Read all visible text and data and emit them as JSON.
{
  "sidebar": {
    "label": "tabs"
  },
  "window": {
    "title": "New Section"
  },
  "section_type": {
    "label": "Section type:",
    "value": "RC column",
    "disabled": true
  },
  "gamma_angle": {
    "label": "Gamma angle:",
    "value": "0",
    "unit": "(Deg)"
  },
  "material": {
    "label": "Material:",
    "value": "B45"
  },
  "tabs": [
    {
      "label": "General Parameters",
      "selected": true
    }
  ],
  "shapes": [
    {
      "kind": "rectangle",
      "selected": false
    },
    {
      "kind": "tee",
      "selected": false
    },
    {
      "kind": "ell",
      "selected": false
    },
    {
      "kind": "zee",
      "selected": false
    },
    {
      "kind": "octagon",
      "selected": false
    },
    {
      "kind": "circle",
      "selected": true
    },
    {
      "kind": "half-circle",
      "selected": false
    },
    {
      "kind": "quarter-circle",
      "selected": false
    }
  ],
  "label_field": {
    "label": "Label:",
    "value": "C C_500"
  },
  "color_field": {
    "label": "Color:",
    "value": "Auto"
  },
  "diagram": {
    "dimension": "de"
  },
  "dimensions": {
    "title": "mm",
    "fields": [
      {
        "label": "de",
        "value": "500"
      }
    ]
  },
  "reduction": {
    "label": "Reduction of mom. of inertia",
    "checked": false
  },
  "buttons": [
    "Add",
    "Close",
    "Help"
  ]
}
--------------------------------------------------
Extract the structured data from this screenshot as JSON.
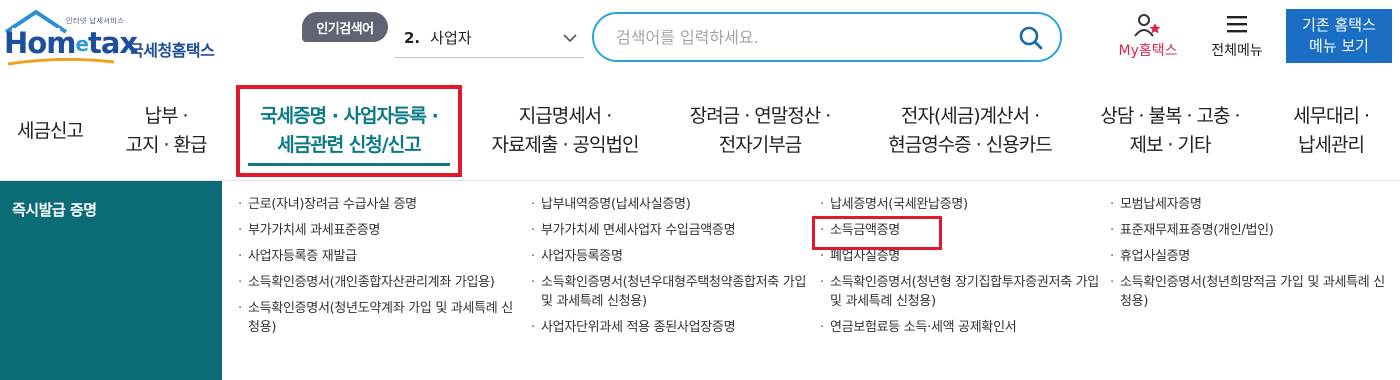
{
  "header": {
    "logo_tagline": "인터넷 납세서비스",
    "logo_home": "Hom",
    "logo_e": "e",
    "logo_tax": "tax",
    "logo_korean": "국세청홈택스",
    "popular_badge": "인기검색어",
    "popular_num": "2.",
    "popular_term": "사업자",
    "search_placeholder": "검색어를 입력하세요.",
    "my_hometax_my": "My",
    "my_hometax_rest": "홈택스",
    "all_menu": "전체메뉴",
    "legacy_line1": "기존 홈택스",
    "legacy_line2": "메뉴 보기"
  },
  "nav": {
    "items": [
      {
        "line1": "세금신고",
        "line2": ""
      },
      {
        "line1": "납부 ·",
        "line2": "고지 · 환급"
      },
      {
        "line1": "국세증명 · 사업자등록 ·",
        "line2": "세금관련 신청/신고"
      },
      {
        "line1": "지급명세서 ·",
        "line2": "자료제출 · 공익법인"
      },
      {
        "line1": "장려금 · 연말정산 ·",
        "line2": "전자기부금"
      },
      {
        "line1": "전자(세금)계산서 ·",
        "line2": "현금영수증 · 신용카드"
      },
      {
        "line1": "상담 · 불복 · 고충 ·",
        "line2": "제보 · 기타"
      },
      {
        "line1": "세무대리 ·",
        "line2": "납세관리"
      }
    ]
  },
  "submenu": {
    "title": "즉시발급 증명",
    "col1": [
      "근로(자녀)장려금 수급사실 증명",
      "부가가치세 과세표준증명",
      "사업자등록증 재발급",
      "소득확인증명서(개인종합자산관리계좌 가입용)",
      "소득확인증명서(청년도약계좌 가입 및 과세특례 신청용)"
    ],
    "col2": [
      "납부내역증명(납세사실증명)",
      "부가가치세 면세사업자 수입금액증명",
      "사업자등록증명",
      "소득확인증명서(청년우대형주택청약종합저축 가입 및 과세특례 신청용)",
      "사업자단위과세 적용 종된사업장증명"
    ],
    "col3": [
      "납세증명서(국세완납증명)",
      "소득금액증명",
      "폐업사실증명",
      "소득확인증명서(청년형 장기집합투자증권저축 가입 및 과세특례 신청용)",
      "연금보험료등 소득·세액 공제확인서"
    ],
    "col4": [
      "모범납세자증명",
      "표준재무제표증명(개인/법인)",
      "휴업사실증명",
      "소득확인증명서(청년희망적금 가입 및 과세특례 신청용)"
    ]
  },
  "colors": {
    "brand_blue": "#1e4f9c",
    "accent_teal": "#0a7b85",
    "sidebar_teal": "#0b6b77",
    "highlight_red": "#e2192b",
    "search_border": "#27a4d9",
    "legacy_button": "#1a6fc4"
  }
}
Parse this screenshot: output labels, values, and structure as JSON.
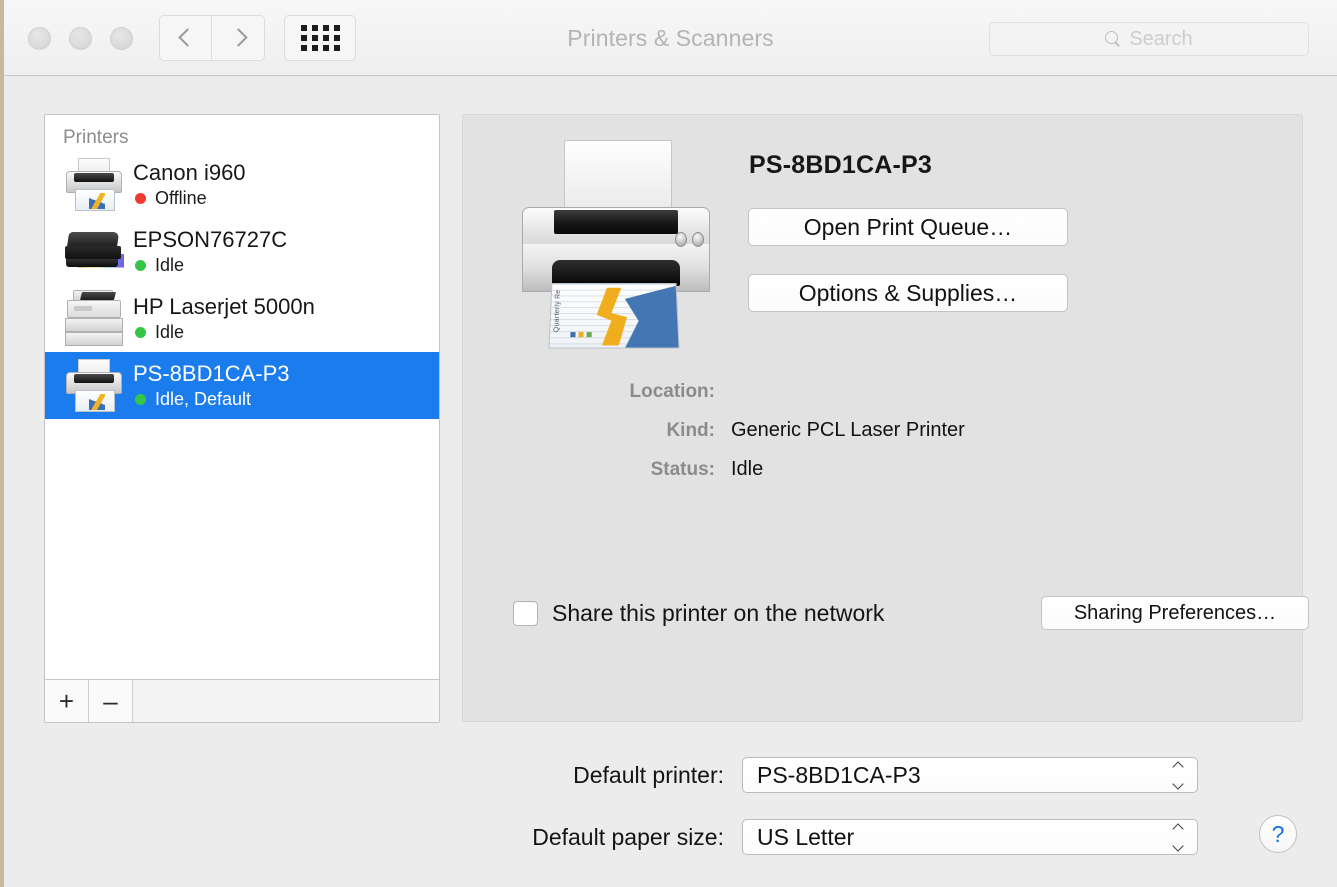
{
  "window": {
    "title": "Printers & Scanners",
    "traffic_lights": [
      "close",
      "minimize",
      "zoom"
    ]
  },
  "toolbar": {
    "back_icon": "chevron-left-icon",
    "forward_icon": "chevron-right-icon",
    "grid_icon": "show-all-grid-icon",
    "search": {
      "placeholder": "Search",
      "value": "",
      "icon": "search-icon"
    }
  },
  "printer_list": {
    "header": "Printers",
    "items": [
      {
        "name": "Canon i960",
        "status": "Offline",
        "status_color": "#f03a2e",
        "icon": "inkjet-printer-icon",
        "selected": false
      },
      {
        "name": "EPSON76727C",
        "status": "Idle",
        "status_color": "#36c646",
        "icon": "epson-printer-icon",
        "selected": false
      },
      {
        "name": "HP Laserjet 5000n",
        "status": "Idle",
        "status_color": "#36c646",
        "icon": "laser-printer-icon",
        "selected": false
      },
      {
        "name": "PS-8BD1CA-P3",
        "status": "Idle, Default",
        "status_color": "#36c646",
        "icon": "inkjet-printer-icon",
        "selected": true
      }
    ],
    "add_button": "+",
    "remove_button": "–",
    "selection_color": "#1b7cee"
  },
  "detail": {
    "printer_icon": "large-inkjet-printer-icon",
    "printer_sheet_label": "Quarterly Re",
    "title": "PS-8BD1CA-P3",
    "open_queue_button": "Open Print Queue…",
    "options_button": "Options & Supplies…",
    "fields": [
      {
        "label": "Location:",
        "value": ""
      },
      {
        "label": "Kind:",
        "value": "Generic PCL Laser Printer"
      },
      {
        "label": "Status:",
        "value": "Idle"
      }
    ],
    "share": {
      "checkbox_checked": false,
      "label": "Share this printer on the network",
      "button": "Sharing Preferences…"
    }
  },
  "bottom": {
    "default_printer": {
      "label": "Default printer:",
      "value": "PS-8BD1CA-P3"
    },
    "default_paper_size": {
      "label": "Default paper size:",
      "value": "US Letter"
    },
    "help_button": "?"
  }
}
--------------------------------------------------
* _Given exercise_
In the records above, locate every line with the string "Printers" and copy it.

* _Solution for this problem_
    "title": "Printers & Scanners",
    "header": "Printers",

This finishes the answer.